Task objective:
Wherever the word "screenshot" shows up in a line, please copy that line.

Extracted records:
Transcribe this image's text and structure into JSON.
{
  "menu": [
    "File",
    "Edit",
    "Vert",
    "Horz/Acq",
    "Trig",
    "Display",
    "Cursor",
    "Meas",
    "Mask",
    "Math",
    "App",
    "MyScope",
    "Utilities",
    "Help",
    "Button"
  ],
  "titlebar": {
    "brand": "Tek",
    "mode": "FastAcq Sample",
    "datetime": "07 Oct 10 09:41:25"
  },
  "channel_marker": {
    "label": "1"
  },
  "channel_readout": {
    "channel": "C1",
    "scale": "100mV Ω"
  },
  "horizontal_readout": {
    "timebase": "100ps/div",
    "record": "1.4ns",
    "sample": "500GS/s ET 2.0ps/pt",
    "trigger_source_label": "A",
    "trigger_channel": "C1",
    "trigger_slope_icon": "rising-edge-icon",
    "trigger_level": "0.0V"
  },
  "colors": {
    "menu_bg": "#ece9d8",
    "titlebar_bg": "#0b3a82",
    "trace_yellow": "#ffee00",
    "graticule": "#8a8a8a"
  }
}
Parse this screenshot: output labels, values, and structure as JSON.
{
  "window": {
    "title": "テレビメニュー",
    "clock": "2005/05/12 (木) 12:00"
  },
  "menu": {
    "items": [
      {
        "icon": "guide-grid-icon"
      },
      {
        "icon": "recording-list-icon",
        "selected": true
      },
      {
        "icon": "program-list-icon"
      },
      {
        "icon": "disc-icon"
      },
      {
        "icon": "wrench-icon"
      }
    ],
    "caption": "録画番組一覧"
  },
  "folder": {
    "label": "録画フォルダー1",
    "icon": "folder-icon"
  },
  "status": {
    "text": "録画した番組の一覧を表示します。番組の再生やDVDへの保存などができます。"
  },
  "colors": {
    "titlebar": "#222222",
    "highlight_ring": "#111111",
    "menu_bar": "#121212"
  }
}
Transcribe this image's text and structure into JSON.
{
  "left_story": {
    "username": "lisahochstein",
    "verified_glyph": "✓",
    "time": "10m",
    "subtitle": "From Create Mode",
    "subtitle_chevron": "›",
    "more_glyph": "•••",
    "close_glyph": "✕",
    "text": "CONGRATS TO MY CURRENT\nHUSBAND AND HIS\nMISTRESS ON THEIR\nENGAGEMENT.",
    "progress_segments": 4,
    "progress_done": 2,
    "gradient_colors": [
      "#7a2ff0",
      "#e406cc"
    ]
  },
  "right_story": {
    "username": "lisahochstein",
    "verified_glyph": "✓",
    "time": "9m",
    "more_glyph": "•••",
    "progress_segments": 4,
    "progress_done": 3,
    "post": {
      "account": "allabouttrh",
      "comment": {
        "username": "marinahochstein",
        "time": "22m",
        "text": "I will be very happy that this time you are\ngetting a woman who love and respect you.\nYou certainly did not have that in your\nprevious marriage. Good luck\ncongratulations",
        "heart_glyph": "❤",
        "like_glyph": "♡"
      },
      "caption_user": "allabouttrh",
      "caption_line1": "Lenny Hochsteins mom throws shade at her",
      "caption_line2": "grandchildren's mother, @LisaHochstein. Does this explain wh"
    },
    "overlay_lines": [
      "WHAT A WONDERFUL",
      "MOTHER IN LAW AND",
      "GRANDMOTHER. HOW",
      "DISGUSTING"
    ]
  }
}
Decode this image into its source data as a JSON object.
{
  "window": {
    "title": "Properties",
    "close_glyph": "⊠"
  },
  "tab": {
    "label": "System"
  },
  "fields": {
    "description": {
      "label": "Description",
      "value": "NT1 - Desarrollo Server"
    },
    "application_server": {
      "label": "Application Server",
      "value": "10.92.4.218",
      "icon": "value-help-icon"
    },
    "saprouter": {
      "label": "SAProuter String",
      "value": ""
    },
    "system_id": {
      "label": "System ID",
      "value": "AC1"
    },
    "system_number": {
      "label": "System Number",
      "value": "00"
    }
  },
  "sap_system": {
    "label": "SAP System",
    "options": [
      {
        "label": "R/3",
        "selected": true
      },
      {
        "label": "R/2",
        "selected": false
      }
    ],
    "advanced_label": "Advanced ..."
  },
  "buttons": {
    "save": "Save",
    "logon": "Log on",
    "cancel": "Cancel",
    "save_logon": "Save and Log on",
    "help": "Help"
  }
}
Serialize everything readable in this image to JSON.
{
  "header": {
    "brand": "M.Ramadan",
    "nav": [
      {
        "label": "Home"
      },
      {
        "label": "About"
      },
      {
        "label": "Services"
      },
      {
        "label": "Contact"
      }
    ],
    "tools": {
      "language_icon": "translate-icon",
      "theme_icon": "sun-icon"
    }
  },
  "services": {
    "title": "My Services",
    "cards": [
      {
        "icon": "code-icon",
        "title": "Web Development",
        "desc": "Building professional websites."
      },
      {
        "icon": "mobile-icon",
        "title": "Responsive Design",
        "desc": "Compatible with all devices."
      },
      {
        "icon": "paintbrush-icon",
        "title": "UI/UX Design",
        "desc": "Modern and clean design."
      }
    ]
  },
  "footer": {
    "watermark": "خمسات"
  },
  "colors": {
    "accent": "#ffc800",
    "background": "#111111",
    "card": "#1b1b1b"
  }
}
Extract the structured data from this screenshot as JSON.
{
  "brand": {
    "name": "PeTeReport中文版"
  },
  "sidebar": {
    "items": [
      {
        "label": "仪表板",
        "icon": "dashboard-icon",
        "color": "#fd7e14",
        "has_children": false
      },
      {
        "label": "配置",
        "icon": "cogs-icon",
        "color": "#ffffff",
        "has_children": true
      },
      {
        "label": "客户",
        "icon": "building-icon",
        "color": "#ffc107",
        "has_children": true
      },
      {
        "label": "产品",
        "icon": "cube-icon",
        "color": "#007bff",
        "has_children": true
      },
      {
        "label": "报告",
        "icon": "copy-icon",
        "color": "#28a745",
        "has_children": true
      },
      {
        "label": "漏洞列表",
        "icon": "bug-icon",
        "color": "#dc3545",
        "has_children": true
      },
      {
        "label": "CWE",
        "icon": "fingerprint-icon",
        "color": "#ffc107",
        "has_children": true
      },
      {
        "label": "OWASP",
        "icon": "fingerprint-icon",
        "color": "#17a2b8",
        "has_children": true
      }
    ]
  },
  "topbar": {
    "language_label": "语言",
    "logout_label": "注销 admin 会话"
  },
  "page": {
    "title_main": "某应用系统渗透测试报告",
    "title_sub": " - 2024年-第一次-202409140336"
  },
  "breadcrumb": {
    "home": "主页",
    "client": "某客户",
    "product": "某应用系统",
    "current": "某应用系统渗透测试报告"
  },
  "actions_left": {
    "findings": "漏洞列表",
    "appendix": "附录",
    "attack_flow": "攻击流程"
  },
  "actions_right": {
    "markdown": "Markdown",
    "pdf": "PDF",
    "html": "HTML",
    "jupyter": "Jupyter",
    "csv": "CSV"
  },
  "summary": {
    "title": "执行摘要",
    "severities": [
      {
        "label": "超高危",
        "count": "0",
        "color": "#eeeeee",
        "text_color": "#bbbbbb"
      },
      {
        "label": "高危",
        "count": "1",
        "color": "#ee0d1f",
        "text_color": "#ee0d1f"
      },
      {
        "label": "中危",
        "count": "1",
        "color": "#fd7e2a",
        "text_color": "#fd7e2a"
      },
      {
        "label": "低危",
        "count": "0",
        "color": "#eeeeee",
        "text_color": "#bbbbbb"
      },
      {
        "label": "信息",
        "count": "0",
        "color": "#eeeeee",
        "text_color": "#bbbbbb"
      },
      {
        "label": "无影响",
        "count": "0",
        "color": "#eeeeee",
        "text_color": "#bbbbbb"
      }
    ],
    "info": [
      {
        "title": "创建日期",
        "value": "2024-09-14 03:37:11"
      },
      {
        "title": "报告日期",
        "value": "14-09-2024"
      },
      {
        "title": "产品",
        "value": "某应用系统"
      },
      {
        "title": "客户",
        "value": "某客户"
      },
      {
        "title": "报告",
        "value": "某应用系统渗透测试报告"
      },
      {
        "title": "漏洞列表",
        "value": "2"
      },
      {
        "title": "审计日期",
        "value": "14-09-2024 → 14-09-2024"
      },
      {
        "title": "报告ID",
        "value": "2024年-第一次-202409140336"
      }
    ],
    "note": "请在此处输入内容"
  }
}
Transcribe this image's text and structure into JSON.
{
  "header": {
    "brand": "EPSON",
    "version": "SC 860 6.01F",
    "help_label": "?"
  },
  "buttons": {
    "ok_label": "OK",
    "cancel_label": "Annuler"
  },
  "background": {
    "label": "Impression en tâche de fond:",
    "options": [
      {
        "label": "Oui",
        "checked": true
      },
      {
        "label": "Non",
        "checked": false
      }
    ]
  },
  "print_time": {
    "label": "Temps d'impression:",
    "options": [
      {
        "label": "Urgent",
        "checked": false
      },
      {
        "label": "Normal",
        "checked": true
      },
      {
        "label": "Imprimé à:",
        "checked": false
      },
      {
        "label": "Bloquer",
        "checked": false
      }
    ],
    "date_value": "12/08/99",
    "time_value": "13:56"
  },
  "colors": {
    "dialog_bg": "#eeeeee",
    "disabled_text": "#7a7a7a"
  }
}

Finished answer:
Parse this screenshot: output labels, values, and structure as JSON.
Extract the structured data from this screenshot as JSON.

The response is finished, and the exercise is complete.